begin

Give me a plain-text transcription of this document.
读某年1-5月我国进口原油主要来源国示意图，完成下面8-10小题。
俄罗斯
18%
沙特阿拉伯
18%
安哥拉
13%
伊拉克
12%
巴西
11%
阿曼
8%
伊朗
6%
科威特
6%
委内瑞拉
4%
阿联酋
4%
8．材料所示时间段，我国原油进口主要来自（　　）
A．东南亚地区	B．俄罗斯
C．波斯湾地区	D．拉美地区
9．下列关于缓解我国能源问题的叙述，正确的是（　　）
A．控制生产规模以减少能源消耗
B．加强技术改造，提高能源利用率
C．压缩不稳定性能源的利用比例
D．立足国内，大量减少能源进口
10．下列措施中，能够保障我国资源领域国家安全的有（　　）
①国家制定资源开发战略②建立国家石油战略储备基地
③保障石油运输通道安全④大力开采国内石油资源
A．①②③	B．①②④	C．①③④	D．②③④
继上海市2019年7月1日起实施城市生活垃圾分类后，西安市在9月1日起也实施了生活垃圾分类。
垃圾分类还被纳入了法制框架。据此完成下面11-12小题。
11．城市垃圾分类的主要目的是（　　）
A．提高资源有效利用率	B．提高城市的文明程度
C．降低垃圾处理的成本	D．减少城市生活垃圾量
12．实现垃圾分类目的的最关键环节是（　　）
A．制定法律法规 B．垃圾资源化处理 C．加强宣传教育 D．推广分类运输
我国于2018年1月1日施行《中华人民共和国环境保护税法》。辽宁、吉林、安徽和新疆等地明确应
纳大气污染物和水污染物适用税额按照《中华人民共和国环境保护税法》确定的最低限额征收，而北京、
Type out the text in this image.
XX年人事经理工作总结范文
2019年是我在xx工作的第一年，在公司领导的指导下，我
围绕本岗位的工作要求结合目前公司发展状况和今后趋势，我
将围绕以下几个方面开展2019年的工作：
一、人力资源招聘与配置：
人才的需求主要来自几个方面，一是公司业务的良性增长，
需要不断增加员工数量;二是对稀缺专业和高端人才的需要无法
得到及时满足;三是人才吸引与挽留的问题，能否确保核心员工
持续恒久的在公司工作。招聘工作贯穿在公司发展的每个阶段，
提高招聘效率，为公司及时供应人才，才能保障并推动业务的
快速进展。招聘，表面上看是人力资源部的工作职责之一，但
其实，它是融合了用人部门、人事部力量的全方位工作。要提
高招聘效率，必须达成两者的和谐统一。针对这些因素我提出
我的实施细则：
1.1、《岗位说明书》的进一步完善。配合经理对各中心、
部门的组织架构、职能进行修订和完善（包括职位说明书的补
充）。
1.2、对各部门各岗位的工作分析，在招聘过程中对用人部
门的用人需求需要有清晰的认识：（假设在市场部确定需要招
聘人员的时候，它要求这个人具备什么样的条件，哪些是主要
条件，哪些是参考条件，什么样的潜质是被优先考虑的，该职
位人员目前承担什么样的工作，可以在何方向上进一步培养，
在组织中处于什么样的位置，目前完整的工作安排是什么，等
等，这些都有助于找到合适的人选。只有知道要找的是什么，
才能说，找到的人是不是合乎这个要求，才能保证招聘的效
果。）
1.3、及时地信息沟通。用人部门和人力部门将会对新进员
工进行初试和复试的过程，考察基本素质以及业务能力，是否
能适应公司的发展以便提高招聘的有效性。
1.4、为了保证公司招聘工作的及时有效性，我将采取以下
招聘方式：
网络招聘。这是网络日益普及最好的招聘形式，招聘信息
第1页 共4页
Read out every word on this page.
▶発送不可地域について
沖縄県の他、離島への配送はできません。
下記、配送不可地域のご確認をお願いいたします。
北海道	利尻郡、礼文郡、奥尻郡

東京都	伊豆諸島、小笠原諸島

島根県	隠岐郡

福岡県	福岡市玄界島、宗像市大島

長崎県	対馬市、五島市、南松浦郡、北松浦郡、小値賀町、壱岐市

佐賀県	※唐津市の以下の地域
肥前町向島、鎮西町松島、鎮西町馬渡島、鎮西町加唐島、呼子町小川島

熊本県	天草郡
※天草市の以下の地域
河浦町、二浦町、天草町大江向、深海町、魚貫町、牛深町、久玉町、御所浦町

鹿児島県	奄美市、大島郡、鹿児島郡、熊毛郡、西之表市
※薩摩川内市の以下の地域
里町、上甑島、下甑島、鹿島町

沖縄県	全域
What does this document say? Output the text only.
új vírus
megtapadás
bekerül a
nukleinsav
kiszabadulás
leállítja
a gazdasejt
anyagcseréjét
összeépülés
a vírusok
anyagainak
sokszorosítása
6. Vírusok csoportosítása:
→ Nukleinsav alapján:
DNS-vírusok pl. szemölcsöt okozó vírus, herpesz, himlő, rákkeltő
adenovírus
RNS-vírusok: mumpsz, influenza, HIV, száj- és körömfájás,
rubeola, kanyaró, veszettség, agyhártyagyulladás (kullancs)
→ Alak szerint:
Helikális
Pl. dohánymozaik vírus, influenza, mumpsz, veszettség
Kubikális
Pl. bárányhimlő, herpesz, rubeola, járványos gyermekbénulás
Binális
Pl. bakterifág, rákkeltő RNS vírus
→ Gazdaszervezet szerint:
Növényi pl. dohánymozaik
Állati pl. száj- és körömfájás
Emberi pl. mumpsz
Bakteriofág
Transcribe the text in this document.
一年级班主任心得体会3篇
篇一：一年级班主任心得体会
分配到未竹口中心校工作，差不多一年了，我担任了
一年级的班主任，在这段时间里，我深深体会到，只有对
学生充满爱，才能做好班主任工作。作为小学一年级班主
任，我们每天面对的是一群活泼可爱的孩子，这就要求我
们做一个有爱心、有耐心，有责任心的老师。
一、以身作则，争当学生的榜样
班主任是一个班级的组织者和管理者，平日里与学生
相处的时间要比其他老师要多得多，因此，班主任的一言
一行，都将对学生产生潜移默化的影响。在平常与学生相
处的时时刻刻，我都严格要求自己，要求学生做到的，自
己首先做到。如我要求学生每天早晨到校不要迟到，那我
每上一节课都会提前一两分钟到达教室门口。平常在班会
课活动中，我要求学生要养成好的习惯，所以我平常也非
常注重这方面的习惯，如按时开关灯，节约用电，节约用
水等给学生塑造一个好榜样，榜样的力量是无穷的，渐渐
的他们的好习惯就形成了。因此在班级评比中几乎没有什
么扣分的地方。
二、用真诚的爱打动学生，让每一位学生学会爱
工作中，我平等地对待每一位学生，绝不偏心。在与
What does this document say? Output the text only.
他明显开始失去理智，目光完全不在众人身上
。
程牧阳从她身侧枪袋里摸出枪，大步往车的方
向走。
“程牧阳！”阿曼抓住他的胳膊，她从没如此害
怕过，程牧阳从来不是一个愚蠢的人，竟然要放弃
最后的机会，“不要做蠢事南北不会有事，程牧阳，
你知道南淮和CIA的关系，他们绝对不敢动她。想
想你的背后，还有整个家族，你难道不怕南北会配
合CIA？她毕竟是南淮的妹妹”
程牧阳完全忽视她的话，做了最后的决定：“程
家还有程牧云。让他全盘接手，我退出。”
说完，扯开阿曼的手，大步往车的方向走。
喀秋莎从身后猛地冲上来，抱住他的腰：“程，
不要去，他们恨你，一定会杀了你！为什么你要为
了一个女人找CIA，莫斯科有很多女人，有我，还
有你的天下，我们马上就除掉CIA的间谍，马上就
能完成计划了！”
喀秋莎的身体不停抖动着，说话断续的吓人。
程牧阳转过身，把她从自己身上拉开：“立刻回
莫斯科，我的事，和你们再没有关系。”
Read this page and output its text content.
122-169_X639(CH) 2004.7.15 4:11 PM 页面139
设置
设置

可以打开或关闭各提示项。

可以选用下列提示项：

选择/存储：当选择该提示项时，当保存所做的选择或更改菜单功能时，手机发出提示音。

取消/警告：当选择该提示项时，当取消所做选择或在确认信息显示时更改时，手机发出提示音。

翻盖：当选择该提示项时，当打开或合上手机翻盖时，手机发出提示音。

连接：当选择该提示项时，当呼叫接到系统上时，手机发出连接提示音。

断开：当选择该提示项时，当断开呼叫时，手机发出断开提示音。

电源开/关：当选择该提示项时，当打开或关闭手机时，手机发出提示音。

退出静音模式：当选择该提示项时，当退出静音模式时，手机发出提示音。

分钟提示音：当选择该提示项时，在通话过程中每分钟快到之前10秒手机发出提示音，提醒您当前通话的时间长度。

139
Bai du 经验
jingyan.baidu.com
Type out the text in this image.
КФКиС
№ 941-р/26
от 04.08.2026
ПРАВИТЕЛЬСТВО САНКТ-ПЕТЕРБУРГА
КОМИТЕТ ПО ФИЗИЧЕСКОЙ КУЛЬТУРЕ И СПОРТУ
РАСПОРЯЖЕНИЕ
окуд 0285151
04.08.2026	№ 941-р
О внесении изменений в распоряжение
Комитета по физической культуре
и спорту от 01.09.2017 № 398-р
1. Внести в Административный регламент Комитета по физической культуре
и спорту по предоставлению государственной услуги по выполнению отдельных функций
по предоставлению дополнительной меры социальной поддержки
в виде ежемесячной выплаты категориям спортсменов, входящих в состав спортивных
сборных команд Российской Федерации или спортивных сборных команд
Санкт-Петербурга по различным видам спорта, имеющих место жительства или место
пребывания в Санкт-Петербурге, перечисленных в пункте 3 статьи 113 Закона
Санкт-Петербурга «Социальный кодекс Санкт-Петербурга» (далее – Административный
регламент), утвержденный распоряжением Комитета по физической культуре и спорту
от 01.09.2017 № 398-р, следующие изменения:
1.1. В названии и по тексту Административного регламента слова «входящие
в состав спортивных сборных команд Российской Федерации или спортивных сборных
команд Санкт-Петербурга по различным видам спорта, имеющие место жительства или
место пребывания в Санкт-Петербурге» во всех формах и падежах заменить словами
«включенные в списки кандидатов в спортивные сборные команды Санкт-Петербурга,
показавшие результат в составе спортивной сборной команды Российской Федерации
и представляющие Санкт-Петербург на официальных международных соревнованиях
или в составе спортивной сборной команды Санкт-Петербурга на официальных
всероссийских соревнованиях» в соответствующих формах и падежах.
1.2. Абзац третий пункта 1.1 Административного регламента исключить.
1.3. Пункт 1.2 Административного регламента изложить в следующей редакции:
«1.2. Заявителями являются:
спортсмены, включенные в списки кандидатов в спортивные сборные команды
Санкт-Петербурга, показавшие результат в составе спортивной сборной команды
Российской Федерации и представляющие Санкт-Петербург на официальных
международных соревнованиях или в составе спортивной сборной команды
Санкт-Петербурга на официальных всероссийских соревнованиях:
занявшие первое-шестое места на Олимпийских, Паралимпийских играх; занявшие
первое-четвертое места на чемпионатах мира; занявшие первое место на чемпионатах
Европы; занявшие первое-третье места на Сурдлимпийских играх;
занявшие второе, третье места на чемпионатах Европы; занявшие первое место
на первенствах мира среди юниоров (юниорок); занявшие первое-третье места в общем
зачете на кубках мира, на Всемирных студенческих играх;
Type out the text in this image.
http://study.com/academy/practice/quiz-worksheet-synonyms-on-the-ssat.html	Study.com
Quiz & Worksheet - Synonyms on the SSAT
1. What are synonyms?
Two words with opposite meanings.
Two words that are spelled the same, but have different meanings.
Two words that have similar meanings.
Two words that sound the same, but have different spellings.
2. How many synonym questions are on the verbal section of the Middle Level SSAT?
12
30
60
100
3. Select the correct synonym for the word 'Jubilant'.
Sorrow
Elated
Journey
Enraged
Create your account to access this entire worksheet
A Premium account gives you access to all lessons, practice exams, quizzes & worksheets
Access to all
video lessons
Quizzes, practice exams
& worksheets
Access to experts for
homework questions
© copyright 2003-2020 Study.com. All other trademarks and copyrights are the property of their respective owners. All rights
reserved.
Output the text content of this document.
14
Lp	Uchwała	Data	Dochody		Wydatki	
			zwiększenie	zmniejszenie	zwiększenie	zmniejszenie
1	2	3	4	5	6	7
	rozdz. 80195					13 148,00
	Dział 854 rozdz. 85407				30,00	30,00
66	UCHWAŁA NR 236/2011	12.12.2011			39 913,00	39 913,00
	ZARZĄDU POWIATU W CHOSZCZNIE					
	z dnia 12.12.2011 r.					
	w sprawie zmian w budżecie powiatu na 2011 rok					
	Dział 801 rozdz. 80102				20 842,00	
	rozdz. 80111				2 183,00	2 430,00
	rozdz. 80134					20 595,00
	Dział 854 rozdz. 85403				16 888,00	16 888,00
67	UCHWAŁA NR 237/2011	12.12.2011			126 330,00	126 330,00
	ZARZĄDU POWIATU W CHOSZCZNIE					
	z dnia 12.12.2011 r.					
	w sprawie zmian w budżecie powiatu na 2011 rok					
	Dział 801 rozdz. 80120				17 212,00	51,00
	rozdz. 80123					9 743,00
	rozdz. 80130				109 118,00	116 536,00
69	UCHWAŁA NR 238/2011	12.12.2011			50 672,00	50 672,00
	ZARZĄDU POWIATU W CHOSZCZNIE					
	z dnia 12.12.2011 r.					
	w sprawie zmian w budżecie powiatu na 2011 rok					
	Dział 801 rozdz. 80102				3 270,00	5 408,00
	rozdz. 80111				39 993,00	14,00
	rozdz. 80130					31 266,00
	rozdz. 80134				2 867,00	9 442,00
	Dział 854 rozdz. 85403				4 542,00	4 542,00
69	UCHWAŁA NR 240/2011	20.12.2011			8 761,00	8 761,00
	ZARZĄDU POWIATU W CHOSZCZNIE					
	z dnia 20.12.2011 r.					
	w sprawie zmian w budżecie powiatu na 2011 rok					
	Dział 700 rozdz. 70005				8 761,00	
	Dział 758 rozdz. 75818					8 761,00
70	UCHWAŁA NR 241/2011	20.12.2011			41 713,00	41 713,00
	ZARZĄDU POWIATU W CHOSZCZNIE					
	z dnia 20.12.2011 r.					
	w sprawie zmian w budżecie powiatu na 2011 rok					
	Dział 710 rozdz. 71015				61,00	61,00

end

§ **GIVEN TASK**
Reply with the number of lines in the material above that contain "мира", and nothing more.

§ **EXERCISE RESPONSE**
3